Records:
☆ ☆ ☆ ☆ ☆

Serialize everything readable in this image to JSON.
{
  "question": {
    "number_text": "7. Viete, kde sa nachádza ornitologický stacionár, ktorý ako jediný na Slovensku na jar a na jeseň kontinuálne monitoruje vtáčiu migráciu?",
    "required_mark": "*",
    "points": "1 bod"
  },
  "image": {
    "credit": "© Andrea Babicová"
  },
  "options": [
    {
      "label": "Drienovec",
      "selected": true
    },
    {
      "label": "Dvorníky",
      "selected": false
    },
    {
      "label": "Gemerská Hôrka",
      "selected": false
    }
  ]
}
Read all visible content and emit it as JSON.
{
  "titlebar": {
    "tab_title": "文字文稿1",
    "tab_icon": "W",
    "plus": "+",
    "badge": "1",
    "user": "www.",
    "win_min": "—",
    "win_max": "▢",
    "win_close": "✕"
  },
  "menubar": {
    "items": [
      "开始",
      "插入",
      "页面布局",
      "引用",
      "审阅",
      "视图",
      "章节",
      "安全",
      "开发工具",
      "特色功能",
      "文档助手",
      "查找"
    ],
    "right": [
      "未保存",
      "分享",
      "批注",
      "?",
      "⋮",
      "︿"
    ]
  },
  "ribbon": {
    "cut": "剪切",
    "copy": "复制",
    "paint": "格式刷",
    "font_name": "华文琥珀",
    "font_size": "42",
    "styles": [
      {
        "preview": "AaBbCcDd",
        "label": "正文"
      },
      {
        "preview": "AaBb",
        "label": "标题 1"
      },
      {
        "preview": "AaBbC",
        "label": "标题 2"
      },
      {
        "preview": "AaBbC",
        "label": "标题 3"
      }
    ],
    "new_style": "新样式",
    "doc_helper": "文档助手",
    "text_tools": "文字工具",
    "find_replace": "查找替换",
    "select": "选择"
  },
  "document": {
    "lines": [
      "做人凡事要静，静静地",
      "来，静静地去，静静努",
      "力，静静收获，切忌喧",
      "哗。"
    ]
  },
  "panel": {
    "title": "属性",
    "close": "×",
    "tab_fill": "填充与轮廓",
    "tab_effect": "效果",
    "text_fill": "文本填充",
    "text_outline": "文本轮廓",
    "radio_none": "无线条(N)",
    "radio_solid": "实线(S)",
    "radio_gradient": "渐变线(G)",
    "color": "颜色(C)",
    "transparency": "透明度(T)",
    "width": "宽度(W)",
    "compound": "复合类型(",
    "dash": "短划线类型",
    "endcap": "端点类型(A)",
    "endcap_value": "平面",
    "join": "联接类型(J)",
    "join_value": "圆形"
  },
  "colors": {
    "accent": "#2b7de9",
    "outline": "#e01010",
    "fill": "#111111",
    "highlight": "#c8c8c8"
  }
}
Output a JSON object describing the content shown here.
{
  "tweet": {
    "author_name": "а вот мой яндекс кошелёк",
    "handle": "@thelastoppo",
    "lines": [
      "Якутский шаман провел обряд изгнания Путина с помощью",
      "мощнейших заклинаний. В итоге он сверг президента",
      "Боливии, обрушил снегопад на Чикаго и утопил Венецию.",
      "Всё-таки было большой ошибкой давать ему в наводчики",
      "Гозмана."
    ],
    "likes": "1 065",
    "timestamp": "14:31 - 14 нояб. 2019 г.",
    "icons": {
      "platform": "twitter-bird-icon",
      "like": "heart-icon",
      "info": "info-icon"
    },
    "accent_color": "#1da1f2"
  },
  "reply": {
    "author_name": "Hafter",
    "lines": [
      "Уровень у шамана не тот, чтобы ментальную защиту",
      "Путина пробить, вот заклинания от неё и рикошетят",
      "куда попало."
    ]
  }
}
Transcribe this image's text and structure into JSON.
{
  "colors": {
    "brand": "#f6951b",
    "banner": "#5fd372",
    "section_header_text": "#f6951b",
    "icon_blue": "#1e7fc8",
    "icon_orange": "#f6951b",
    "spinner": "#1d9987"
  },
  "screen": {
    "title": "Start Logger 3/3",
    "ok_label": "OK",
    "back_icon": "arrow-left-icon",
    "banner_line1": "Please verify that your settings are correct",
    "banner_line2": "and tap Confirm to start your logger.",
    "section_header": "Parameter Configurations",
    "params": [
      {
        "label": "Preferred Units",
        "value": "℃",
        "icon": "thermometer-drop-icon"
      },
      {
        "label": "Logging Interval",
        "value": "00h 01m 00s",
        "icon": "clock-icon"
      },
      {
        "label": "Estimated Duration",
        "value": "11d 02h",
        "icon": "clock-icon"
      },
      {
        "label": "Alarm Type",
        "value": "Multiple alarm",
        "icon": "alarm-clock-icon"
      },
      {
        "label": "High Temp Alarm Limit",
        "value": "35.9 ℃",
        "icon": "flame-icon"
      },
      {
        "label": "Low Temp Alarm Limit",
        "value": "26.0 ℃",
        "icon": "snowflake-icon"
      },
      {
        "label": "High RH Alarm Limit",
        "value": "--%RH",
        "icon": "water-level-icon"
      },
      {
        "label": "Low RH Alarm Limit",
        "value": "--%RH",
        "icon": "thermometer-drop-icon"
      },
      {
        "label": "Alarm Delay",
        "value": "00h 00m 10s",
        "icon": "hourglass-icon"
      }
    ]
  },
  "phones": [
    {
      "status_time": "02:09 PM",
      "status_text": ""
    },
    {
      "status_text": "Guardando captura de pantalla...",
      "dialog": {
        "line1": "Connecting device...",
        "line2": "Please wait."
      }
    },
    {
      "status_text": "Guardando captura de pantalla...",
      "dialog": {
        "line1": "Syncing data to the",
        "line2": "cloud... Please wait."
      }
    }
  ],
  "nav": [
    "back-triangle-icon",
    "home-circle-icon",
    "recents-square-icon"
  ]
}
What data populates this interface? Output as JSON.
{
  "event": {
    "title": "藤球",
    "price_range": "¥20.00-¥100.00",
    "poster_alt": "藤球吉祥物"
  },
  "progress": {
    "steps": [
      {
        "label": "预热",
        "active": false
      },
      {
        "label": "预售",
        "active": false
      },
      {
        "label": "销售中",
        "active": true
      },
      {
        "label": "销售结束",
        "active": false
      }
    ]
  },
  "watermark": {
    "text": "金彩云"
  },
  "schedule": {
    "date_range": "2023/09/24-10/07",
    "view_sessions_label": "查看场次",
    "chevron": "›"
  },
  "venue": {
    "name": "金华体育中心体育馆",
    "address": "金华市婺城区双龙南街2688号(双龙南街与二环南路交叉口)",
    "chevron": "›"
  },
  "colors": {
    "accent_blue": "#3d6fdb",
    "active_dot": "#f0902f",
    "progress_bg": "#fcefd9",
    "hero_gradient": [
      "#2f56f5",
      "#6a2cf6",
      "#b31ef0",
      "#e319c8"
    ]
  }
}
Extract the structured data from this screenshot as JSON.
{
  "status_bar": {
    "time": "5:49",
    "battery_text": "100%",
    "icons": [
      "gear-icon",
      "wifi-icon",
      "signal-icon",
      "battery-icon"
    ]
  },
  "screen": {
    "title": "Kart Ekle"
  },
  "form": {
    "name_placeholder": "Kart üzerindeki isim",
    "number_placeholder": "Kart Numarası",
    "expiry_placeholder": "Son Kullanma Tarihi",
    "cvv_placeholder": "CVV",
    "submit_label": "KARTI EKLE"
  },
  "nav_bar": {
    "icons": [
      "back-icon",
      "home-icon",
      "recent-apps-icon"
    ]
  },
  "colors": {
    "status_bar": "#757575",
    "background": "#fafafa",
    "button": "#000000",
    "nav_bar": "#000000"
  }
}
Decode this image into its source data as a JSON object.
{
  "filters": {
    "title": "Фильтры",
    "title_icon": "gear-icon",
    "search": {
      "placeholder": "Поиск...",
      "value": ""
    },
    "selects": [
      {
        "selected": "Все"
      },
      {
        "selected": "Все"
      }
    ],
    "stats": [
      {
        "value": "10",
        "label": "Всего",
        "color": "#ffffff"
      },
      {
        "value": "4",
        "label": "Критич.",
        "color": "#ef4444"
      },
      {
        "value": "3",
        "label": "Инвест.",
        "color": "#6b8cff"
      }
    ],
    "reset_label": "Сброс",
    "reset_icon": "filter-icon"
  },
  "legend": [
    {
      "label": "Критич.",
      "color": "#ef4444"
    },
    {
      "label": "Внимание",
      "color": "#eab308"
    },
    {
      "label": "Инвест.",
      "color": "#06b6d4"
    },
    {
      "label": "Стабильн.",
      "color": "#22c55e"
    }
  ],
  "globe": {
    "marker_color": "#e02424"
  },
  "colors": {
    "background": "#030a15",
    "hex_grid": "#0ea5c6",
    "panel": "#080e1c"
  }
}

☆ ☆ ☆ ☆ ☆

• The task:
Everything from the line containing "Extract the structured" to the last line of the entries above should be quoted exactly, and only that.

• The answer:
Extract the structured data from this screenshot as JSON.
{
  "status_bar": {
    "time": "5:49",
    "battery_text": "100%",
    "icons": [
      "gear-icon",
      "wifi-icon",
      "signal-icon",
      "battery-icon"
    ]
  },
  "screen": {
    "title": "Kart Ekle"
  },
  "form": {
    "name_placeholder": "Kart üzerindeki isim",
    "number_placeholder": "Kart Numarası",
    "expiry_placeholder": "Son Kullanma Tarihi",
    "cvv_placeholder": "CVV",
    "submit_label": "KARTI EKLE"
  },
  "nav_bar": {
    "icons": [
      "back-icon",
      "home-icon",
      "recent-apps-icon"
    ]
  },
  "colors": {
    "status_bar": "#757575",
    "background": "#fafafa",
    "button": "#000000",
    "nav_bar": "#000000"
  }
}
Decode this image into its source data as a JSON object.
{
  "filters": {
    "title": "Фильтры",
    "title_icon": "gear-icon",
    "search": {
      "placeholder": "Поиск...",
      "value": ""
    },
    "selects": [
      {
        "selected": "Все"
      },
      {
        "selected": "Все"
      }
    ],
    "stats": [
      {
        "value": "10",
        "label": "Всего",
        "color": "#ffffff"
      },
      {
        "value": "4",
        "label": "Критич.",
        "color": "#ef4444"
      },
      {
        "value": "3",
        "label": "Инвест.",
        "color": "#6b8cff"
      }
    ],
    "reset_label": "Сброс",
    "reset_icon": "filter-icon"
  },
  "legend": [
    {
      "label": "Критич.",
      "color": "#ef4444"
    },
    {
      "label": "Внимание",
      "color": "#eab308"
    },
    {
      "label": "Инвест.",
      "color": "#06b6d4"
    },
    {
      "label": "Стабильн.",
      "color": "#22c55e"
    }
  ],
  "globe": {
    "marker_color": "#e02424"
  },
  "colors": {
    "background": "#030a15",
    "hex_grid": "#0ea5c6",
    "panel": "#080e1c"
  }
}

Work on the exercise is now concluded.